QUOTED TEXT:
━━━━━━━━━━━━━━━━━━━━
Kaya Symons

Personal information
- Date of birth: 31 March 2005 (age 21)
- Place of birth: Netherlands
- Position: Defender

Team information
- Current team: De Graafschap
- Number: 21

Youth career
- –2014: RKHVV
- 2014–2022: Vitesse

Senior career*
- Years: Team / Apps / (Gls)
- 2024–: De Graafschap / 13 / (0)

International career
- 2020: Netherlands U15 / 1 / (0)
- 2021–2022: Netherlands U17 / 1 / (0)
- 2022–2023: Netherlands U18 / 3 / (1)
- 2023: Netherlands U19 / 1 / (0)

= Kaya Symons =

Dutch footballer (born 2005)

Kaya Symons (born 31 March 2005) is a Dutch footballer who plays as a defender for De Graafschap.

== Club career ==
Symons began playing football with RKHVV before joining the youth academy of Vitesse in 2014 at the age of nine. In 2021, he signed a three-year contract with the Arnhem-based club. At the end of 2022, he joined the first team on their winter training camp. During the 2023–24 season, Symons was included in the first-team squad and appeared on the bench several times, although he did not make his senior debut.

In the summer of 2024, Symons joined De Graafschap, initially on an amateur basis and expected to start with the under-21 team. He was soon promoted to the first-team squad and made his professional debut on 1 September 2024 in a 4–1 away win against Roda JC, replacing Levi Schoppema in the 57th minute.

On 30 October 2024, Symons made his first start for the club in a KNVB Cup match against TOP Oss.
━━━━━━━━━━━━━━━━━━━━
PROVIDED RECORDS:
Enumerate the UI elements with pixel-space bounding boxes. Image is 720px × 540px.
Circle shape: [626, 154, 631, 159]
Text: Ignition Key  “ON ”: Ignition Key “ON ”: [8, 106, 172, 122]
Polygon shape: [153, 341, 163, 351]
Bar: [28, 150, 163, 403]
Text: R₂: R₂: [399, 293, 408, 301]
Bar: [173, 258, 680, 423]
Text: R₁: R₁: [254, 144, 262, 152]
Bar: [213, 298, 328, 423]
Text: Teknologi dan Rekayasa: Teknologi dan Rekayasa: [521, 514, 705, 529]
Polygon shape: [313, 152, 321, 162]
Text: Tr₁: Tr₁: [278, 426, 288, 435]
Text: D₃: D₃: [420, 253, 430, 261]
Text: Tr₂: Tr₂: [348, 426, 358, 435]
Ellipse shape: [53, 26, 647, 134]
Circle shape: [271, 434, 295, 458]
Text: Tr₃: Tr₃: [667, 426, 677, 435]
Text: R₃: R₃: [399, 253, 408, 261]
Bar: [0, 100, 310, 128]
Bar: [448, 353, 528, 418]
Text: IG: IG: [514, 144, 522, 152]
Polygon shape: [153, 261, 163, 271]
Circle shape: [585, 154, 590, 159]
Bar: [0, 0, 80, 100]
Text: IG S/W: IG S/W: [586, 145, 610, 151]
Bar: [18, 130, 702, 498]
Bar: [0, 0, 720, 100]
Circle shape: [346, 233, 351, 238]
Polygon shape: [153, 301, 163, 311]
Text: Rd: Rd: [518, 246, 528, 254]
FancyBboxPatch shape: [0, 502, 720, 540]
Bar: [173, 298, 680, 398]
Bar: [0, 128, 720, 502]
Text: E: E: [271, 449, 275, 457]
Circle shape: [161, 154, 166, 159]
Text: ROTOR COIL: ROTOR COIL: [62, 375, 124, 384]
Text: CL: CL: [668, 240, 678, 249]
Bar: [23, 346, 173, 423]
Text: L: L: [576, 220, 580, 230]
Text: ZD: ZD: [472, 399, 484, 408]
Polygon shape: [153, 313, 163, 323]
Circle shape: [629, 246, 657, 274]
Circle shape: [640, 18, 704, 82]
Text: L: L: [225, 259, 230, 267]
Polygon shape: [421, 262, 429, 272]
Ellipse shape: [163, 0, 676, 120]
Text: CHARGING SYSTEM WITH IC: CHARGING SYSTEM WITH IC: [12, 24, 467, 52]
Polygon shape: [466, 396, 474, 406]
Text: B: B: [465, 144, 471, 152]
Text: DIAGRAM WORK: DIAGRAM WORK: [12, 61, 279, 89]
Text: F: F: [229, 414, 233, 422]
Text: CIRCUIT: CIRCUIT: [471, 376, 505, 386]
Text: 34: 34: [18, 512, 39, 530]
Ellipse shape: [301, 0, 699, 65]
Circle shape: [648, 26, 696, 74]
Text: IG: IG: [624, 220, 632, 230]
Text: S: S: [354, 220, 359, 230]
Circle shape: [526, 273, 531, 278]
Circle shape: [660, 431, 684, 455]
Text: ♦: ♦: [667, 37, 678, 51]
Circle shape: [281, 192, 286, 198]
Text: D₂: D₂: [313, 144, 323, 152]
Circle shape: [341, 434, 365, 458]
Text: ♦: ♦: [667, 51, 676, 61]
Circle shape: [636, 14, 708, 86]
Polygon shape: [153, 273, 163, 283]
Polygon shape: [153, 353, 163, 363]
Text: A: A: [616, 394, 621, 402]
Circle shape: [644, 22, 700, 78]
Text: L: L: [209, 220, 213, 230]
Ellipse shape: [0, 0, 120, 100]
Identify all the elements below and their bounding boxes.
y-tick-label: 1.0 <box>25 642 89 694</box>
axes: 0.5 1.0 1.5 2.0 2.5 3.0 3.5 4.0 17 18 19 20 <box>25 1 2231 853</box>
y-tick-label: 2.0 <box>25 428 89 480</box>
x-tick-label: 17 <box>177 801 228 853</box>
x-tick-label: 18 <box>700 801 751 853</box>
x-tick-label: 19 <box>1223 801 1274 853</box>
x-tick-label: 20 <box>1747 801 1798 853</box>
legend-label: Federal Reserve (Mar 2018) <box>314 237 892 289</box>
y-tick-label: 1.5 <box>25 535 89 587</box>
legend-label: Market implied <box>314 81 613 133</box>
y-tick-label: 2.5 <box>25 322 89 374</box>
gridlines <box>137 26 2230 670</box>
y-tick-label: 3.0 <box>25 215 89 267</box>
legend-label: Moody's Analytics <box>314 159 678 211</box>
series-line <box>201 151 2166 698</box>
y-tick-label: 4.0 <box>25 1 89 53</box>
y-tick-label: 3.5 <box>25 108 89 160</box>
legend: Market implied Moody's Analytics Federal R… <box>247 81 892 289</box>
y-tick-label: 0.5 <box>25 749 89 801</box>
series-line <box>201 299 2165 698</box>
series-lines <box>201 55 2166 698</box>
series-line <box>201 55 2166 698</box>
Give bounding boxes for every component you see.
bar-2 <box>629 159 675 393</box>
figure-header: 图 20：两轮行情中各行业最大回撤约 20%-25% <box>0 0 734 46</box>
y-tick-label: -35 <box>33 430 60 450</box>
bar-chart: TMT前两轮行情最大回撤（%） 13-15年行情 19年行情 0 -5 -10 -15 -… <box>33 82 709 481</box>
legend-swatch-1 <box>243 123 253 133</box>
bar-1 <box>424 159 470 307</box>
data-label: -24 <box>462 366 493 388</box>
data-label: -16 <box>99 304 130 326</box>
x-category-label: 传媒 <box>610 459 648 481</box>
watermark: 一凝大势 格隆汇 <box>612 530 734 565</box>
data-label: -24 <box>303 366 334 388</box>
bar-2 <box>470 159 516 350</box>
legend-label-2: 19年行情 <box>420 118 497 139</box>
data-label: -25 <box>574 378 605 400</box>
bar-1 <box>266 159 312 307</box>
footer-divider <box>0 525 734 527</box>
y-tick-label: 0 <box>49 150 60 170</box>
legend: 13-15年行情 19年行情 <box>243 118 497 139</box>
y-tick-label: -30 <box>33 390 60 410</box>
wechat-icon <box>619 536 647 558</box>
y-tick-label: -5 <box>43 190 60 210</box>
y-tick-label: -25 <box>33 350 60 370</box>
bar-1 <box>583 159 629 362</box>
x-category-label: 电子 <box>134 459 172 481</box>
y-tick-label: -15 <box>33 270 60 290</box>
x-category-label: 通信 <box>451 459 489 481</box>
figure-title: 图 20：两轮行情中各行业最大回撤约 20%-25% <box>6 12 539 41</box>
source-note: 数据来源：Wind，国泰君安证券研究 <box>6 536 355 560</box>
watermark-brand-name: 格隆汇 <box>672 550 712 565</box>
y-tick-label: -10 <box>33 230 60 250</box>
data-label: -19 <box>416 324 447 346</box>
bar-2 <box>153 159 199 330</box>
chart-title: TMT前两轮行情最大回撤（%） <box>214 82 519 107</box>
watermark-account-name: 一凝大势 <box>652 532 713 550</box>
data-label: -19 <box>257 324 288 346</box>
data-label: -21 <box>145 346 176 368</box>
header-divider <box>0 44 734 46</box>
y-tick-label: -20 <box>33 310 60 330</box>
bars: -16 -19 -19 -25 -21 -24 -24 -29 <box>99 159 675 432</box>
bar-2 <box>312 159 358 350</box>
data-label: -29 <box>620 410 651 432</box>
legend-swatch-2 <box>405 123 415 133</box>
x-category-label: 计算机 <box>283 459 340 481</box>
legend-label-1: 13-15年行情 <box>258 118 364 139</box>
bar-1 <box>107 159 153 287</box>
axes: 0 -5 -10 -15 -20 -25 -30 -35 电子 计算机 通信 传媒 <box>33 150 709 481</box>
━━━━━━━━━━━━━━━━━━━━
PROBLEM SET:
**1.** Using the text on Kaya Symons, state whether each statement agrees with it, answering yes or no and quoting the deciding words: (a) Symons entered the Vitesse youth academy in 2014 at age nine; (b) Symons made his senior debut for Vitesse during the 2023–24 season; (c) in his professional debut, Symons came on for Levi Schoppema in the 57th minute.
**2.** Rewrite the records from their first line down to the line containing "Polygon shape: [153, 261, 163, 271]", substituting "Rectangle" for "Bar" and leaving everything else unchanged.

THE ANSWERS:
**1.**
(a) Yes: "joining the youth academy of Vitesse in 2014 at the age of nine"
(b) No: "although he did not make his senior debut"
(c) Yes: "replacing Levi Schoppema in the 57th minute"

**2.**
Enumerate the UI elements with pixel-space bounding boxes. Image is 720px × 540px.
Circle shape: [626, 154, 631, 159]
Text: Ignition Key  “ON ”: Ignition Key “ON ”: [8, 106, 172, 122]
Polygon shape: [153, 341, 163, 351]
Rectangle: [28, 150, 163, 403]
Text: R₂: R₂: [399, 293, 408, 301]
Rectangle: [173, 258, 680, 423]
Text: R₁: R₁: [254, 144, 262, 152]
Rectangle: [213, 298, 328, 423]
Text: Teknologi dan Rekayasa: Teknologi dan Rekayasa: [521, 514, 705, 529]
Polygon shape: [313, 152, 321, 162]
Text: Tr₁: Tr₁: [278, 426, 288, 435]
Text: D₃: D₃: [420, 253, 430, 261]
Text: Tr₂: Tr₂: [348, 426, 358, 435]
Ellipse shape: [53, 26, 647, 134]
Circle shape: [271, 434, 295, 458]
Text: Tr₃: Tr₃: [667, 426, 677, 435]
Text: R₃: R₃: [399, 253, 408, 261]
Rectangle: [0, 100, 310, 128]
Rectangle: [448, 353, 528, 418]
Text: IG: IG: [514, 144, 522, 152]
Polygon shape: [153, 261, 163, 271]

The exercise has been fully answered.